──────── Data for this exercise

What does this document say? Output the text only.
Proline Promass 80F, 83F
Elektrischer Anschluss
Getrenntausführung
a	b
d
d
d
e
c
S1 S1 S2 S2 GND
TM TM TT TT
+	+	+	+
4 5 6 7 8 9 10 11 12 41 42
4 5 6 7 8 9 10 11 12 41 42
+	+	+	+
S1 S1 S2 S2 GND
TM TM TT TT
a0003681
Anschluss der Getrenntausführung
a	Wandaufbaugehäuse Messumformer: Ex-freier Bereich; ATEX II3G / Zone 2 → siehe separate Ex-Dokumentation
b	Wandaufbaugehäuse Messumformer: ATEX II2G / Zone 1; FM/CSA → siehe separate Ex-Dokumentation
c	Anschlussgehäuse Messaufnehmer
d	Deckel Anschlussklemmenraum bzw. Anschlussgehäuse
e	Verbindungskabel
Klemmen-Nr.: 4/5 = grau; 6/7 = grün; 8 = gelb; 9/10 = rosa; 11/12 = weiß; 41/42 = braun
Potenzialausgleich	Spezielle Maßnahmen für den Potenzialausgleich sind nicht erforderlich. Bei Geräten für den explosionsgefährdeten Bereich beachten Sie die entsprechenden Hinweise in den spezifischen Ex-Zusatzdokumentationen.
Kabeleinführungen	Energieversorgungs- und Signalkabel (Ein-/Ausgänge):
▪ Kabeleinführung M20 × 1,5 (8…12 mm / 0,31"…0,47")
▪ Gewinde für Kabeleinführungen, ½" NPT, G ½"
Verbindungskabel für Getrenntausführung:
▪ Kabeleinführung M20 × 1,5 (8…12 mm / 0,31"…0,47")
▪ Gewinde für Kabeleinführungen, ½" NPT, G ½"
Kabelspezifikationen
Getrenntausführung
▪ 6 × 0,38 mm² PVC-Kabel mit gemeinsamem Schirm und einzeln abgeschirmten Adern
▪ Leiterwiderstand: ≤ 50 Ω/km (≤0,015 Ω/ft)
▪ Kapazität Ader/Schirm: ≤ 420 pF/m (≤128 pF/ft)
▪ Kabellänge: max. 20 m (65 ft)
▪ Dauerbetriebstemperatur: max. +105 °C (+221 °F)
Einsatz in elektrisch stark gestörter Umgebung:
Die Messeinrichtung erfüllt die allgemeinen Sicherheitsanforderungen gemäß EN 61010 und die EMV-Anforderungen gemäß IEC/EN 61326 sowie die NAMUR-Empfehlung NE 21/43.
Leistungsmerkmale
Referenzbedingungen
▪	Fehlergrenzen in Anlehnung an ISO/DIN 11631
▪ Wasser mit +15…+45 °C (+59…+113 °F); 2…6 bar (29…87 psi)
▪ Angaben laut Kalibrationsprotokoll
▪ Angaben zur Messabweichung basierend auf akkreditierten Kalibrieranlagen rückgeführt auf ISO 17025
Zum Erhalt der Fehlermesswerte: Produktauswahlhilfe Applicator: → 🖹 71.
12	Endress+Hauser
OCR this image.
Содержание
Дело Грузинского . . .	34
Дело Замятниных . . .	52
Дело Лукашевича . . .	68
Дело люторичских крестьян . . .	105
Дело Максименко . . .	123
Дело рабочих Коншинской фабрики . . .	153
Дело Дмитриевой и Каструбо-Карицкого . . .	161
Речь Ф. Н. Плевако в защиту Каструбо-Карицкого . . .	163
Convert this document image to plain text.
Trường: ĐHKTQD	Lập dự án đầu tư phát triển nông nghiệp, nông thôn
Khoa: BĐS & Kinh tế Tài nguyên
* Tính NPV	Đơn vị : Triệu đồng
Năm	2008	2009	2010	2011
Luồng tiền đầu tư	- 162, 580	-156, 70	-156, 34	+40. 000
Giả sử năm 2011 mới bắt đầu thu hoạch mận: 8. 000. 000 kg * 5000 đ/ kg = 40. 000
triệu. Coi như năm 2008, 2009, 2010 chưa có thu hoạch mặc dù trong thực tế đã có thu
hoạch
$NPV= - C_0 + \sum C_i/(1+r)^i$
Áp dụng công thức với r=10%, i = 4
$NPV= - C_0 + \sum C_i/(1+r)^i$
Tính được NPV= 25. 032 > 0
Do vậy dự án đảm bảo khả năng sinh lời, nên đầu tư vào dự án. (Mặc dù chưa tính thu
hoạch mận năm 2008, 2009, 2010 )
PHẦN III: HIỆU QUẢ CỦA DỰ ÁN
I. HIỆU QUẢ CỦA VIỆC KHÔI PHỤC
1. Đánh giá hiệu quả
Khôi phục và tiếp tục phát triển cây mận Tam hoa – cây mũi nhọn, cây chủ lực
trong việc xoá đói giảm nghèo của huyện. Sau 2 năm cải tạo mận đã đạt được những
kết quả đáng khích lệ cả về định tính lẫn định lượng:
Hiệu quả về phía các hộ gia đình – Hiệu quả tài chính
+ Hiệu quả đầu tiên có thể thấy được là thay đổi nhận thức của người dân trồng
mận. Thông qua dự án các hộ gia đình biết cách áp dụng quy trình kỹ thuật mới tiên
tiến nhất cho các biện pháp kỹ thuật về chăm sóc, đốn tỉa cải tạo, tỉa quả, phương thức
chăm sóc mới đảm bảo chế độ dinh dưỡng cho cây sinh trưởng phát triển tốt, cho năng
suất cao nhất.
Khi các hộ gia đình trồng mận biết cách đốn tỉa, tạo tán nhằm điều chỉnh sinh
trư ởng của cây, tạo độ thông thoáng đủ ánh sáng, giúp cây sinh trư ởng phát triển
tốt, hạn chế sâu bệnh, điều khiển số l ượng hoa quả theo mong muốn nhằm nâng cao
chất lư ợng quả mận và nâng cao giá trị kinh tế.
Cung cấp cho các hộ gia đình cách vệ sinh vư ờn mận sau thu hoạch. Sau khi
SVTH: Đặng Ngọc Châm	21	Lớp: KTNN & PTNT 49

────────────────

» **Problem to solve**
Copy out each line above, character for character.

» **Solution to this exercise**
What does this document say? Output the text only.
Proline Promass 80F, 83F
Elektrischer Anschluss
Getrenntausführung
a	b
d
d
d
e
c
S1 S1 S2 S2 GND
TM TM TT TT
+	+	+	+
4 5 6 7 8 9 10 11 12 41 42
4 5 6 7 8 9 10 11 12 41 42
+	+	+	+
S1 S1 S2 S2 GND
TM TM TT TT
a0003681
Anschluss der Getrenntausführung
a	Wandaufbaugehäuse Messumformer: Ex-freier Bereich; ATEX II3G / Zone 2 → siehe separate Ex-Dokumentation
b	Wandaufbaugehäuse Messumformer: ATEX II2G / Zone 1; FM/CSA → siehe separate Ex-Dokumentation
c	Anschlussgehäuse Messaufnehmer
d	Deckel Anschlussklemmenraum bzw. Anschlussgehäuse
e	Verbindungskabel
Klemmen-Nr.: 4/5 = grau; 6/7 = grün; 8 = gelb; 9/10 = rosa; 11/12 = weiß; 41/42 = braun
Potenzialausgleich	Spezielle Maßnahmen für den Potenzialausgleich sind nicht erforderlich. Bei Geräten für den explosionsgefährdeten Bereich beachten Sie die entsprechenden Hinweise in den spezifischen Ex-Zusatzdokumentationen.
Kabeleinführungen	Energieversorgungs- und Signalkabel (Ein-/Ausgänge):
▪ Kabeleinführung M20 × 1,5 (8…12 mm / 0,31"…0,47")
▪ Gewinde für Kabeleinführungen, ½" NPT, G ½"
Verbindungskabel für Getrenntausführung:
▪ Kabeleinführung M20 × 1,5 (8…12 mm / 0,31"…0,47")
▪ Gewinde für Kabeleinführungen, ½" NPT, G ½"
Kabelspezifikationen
Getrenntausführung
▪ 6 × 0,38 mm² PVC-Kabel mit gemeinsamem Schirm und einzeln abgeschirmten Adern
▪ Leiterwiderstand: ≤ 50 Ω/km (≤0,015 Ω/ft)
▪ Kapazität Ader/Schirm: ≤ 420 pF/m (≤128 pF/ft)
▪ Kabellänge: max. 20 m (65 ft)
▪ Dauerbetriebstemperatur: max. +105 °C (+221 °F)
Einsatz in elektrisch stark gestörter Umgebung:
Die Messeinrichtung erfüllt die allgemeinen Sicherheitsanforderungen gemäß EN 61010 und die EMV-Anforderungen gemäß IEC/EN 61326 sowie die NAMUR-Empfehlung NE 21/43.
Leistungsmerkmale
Referenzbedingungen
▪	Fehlergrenzen in Anlehnung an ISO/DIN 11631
▪ Wasser mit +15…+45 °C (+59…+113 °F); 2…6 bar (29…87 psi)
▪ Angaben laut Kalibrationsprotokoll
▪ Angaben zur Messabweichung basierend auf akkreditierten Kalibrieranlagen rückgeführt auf ISO 17025
Zum Erhalt der Fehlermesswerte: Produktauswahlhilfe Applicator: → 🖹 71.
12	Endress+Hauser
OCR this image.
Содержание
Дело Грузинского . . .	34
Дело Замятниных . . .	52
Дело Лукашевича . . .	68
Дело люторичских крестьян . . .	105
Дело Максименко . . .	123
Дело рабочих Коншинской фабрики . . .	153
Дело Дмитриевой и Каструбо-Карицкого . . .	161
Речь Ф. Н. Плевако в защиту Каструбо-Карицкого . . .	163
Convert this document image to plain text.
Trường: ĐHKTQD	Lập dự án đầu tư phát triển nông nghiệp, nông thôn
Khoa: BĐS & Kinh tế Tài nguyên
* Tính NPV	Đơn vị : Triệu đồng
Năm	2008	2009	2010	2011
Luồng tiền đầu tư	- 162, 580	-156, 70	-156, 34	+40. 000
Giả sử năm 2011 mới bắt đầu thu hoạch mận: 8. 000. 000 kg * 5000 đ/ kg = 40. 000
triệu. Coi như năm 2008, 2009, 2010 chưa có thu hoạch mặc dù trong thực tế đã có thu
hoạch
$NPV= - C_0 + \sum C_i/(1+r)^i$
Áp dụng công thức với r=10%, i = 4
$NPV= - C_0 + \sum C_i/(1+r)^i$
Tính được NPV= 25. 032 > 0
Do vậy dự án đảm bảo khả năng sinh lời, nên đầu tư vào dự án. (Mặc dù chưa tính thu
hoạch mận năm 2008, 2009, 2010 )
PHẦN III: HIỆU QUẢ CỦA DỰ ÁN
I. HIỆU QUẢ CỦA VIỆC KHÔI PHỤC
1. Đánh giá hiệu quả
Khôi phục và tiếp tục phát triển cây mận Tam hoa – cây mũi nhọn, cây chủ lực
trong việc xoá đói giảm nghèo của huyện. Sau 2 năm cải tạo mận đã đạt được những
kết quả đáng khích lệ cả về định tính lẫn định lượng:
Hiệu quả về phía các hộ gia đình – Hiệu quả tài chính
+ Hiệu quả đầu tiên có thể thấy được là thay đổi nhận thức của người dân trồng
mận. Thông qua dự án các hộ gia đình biết cách áp dụng quy trình kỹ thuật mới tiên
tiến nhất cho các biện pháp kỹ thuật về chăm sóc, đốn tỉa cải tạo, tỉa quả, phương thức
chăm sóc mới đảm bảo chế độ dinh dưỡng cho cây sinh trưởng phát triển tốt, cho năng
suất cao nhất.
Khi các hộ gia đình trồng mận biết cách đốn tỉa, tạo tán nhằm điều chỉnh sinh
trư ởng của cây, tạo độ thông thoáng đủ ánh sáng, giúp cây sinh trư ởng phát triển
tốt, hạn chế sâu bệnh, điều khiển số l ượng hoa quả theo mong muốn nhằm nâng cao
chất lư ợng quả mận và nâng cao giá trị kinh tế.
Cung cấp cho các hộ gia đình cách vệ sinh vư ờn mận sau thu hoạch. Sau khi
SVTH: Đặng Ngọc Châm	21	Lớp: KTNN & PTNT 49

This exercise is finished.